[Dataset items]
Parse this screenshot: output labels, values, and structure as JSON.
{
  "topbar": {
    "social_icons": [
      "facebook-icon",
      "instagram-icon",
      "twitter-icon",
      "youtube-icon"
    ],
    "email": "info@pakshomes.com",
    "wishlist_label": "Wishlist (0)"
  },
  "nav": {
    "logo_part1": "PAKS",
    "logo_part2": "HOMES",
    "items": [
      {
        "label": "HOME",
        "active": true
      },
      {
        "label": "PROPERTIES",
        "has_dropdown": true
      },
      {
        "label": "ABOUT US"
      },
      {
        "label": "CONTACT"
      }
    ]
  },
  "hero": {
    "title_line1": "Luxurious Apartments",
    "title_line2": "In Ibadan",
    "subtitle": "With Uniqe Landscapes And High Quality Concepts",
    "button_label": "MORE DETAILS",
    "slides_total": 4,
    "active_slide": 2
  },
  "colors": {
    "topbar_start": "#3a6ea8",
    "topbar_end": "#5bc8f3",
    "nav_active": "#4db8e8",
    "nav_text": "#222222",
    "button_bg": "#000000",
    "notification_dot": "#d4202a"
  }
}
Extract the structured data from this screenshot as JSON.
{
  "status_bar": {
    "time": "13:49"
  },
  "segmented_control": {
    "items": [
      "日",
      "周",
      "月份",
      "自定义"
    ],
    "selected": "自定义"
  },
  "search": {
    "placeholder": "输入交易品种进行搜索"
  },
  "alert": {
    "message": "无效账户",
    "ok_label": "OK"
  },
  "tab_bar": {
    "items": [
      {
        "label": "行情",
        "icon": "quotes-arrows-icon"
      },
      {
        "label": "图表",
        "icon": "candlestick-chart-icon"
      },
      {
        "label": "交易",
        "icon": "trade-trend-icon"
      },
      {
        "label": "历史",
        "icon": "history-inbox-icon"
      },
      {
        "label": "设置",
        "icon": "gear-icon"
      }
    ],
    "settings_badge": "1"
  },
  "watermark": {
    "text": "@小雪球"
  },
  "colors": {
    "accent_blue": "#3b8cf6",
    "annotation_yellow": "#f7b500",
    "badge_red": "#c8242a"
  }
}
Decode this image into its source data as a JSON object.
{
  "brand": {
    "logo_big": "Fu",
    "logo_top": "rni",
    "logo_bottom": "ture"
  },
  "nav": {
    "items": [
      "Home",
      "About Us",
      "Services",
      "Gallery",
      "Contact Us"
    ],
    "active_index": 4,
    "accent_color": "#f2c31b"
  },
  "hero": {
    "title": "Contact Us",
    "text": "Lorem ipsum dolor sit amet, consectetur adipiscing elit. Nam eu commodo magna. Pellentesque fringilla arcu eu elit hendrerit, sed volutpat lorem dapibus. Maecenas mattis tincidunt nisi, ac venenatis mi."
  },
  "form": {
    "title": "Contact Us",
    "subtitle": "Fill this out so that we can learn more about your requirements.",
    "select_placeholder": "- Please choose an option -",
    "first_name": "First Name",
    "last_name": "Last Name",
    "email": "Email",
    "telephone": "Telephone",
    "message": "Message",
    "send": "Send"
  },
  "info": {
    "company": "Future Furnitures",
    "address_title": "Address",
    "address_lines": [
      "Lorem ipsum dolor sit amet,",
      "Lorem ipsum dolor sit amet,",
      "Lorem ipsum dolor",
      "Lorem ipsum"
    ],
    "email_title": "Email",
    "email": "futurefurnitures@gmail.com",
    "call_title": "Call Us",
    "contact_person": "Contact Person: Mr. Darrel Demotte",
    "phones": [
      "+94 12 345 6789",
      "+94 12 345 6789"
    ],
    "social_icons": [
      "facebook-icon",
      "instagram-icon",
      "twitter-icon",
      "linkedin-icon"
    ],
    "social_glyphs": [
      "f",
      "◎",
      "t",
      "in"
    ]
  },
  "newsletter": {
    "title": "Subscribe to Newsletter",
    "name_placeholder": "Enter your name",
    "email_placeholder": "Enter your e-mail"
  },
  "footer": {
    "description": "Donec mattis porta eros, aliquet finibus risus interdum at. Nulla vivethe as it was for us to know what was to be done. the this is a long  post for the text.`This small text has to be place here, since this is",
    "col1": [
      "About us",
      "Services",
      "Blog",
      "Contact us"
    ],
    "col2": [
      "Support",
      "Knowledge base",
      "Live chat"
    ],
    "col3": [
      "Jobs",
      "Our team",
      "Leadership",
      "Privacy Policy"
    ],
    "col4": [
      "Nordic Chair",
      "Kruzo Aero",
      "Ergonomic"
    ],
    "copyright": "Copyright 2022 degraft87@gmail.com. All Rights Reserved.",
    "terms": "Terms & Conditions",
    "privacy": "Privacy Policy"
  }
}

• [OBJECTIVE]: Reproduce the full listing exactly.

• [FULL RESPONSE]:
Parse this screenshot: output labels, values, and structure as JSON.
{
  "topbar": {
    "social_icons": [
      "facebook-icon",
      "instagram-icon",
      "twitter-icon",
      "youtube-icon"
    ],
    "email": "info@pakshomes.com",
    "wishlist_label": "Wishlist (0)"
  },
  "nav": {
    "logo_part1": "PAKS",
    "logo_part2": "HOMES",
    "items": [
      {
        "label": "HOME",
        "active": true
      },
      {
        "label": "PROPERTIES",
        "has_dropdown": true
      },
      {
        "label": "ABOUT US"
      },
      {
        "label": "CONTACT"
      }
    ]
  },
  "hero": {
    "title_line1": "Luxurious Apartments",
    "title_line2": "In Ibadan",
    "subtitle": "With Uniqe Landscapes And High Quality Concepts",
    "button_label": "MORE DETAILS",
    "slides_total": 4,
    "active_slide": 2
  },
  "colors": {
    "topbar_start": "#3a6ea8",
    "topbar_end": "#5bc8f3",
    "nav_active": "#4db8e8",
    "nav_text": "#222222",
    "button_bg": "#000000",
    "notification_dot": "#d4202a"
  }
}
Extract the structured data from this screenshot as JSON.
{
  "status_bar": {
    "time": "13:49"
  },
  "segmented_control": {
    "items": [
      "日",
      "周",
      "月份",
      "自定义"
    ],
    "selected": "自定义"
  },
  "search": {
    "placeholder": "输入交易品种进行搜索"
  },
  "alert": {
    "message": "无效账户",
    "ok_label": "OK"
  },
  "tab_bar": {
    "items": [
      {
        "label": "行情",
        "icon": "quotes-arrows-icon"
      },
      {
        "label": "图表",
        "icon": "candlestick-chart-icon"
      },
      {
        "label": "交易",
        "icon": "trade-trend-icon"
      },
      {
        "label": "历史",
        "icon": "history-inbox-icon"
      },
      {
        "label": "设置",
        "icon": "gear-icon"
      }
    ],
    "settings_badge": "1"
  },
  "watermark": {
    "text": "@小雪球"
  },
  "colors": {
    "accent_blue": "#3b8cf6",
    "annotation_yellow": "#f7b500",
    "badge_red": "#c8242a"
  }
}
Decode this image into its source data as a JSON object.
{
  "brand": {
    "logo_big": "Fu",
    "logo_top": "rni",
    "logo_bottom": "ture"
  },
  "nav": {
    "items": [
      "Home",
      "About Us",
      "Services",
      "Gallery",
      "Contact Us"
    ],
    "active_index": 4,
    "accent_color": "#f2c31b"
  },
  "hero": {
    "title": "Contact Us",
    "text": "Lorem ipsum dolor sit amet, consectetur adipiscing elit. Nam eu commodo magna. Pellentesque fringilla arcu eu elit hendrerit, sed volutpat lorem dapibus. Maecenas mattis tincidunt nisi, ac venenatis mi."
  },
  "form": {
    "title": "Contact Us",
    "subtitle": "Fill this out so that we can learn more about your requirements.",
    "select_placeholder": "- Please choose an option -",
    "first_name": "First Name",
    "last_name": "Last Name",
    "email": "Email",
    "telephone": "Telephone",
    "message": "Message",
    "send": "Send"
  },
  "info": {
    "company": "Future Furnitures",
    "address_title": "Address",
    "address_lines": [
      "Lorem ipsum dolor sit amet,",
      "Lorem ipsum dolor sit amet,",
      "Lorem ipsum dolor",
      "Lorem ipsum"
    ],
    "email_title": "Email",
    "email": "futurefurnitures@gmail.com",
    "call_title": "Call Us",
    "contact_person": "Contact Person: Mr. Darrel Demotte",
    "phones": [
      "+94 12 345 6789",
      "+94 12 345 6789"
    ],
    "social_icons": [
      "facebook-icon",
      "instagram-icon",
      "twitter-icon",
      "linkedin-icon"
    ],
    "social_glyphs": [
      "f",
      "◎",
      "t",
      "in"
    ]
  },
  "newsletter": {
    "title": "Subscribe to Newsletter",
    "name_placeholder": "Enter your name",
    "email_placeholder": "Enter your e-mail"
  },
  "footer": {
    "description": "Donec mattis porta eros, aliquet finibus risus interdum at. Nulla vivethe as it was for us to know what was to be done. the this is a long  post for the text.`This small text has to be place here, since this is",
    "col1": [
      "About us",
      "Services",
      "Blog",
      "Contact us"
    ],
    "col2": [
      "Support",
      "Knowledge base",
      "Live chat"
    ],
    "col3": [
      "Jobs",
      "Our team",
      "Leadership",
      "Privacy Policy"
    ],
    "col4": [
      "Nordic Chair",
      "Kruzo Aero",
      "Ergonomic"
    ],
    "copyright": "Copyright 2022 degraft87@gmail.com. All Rights Reserved.",
    "terms": "Terms & Conditions",
    "privacy": "Privacy Policy"
  }
}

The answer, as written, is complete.